• _Provided records_:
· · · · · · ·

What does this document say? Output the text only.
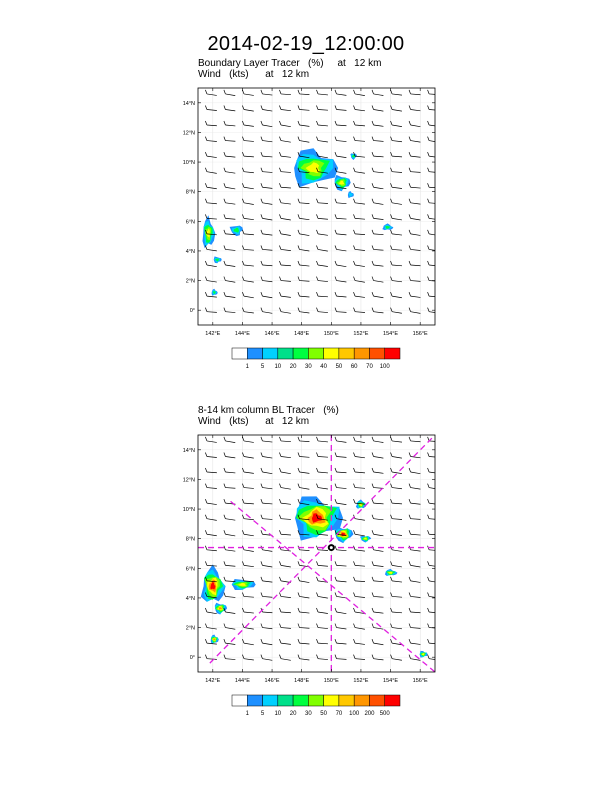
2014-02-19_12:00:00
Boundary Layer Tracer   (%)     at   12 km
Wind   (kts)      at   12 km
8-14 km column BL Tracer   (%)
Wind   (kts)      at   12 km
14°N
12°N
10°N
8°N
6°N
4°N
2°N
0°
142°E	144°E	146°E	148°E	150°E	152°E	154°E	156°E
14°N
12°N
10°N
8°N
6°N
4°N
2°N
0°
142°E	144°E	146°E	148°E	150°E	152°E	154°E	156°E
1	5	10	20	30	40	50	60	70	100
1	5	10	20	30	50	70	100 200 500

· · · · · · ·

• _Request_: Transcribe each line above verbatim, with the pictures left out.

• _Solution_:
What does this document say? Output the text only.
2014-02-19_12:00:00
Boundary Layer Tracer   (%)     at   12 km
Wind   (kts)      at   12 km
8-14 km column BL Tracer   (%)
Wind   (kts)      at   12 km
14°N
12°N
10°N
8°N
6°N
4°N
2°N
0°
142°E	144°E	146°E	148°E	150°E	152°E	154°E	156°E
14°N
12°N
10°N
8°N
6°N
4°N
2°N
0°
142°E	144°E	146°E	148°E	150°E	152°E	154°E	156°E
1	5	10	20	30	40	50	60	70	100
1	5	10	20	30	50	70	100 200 500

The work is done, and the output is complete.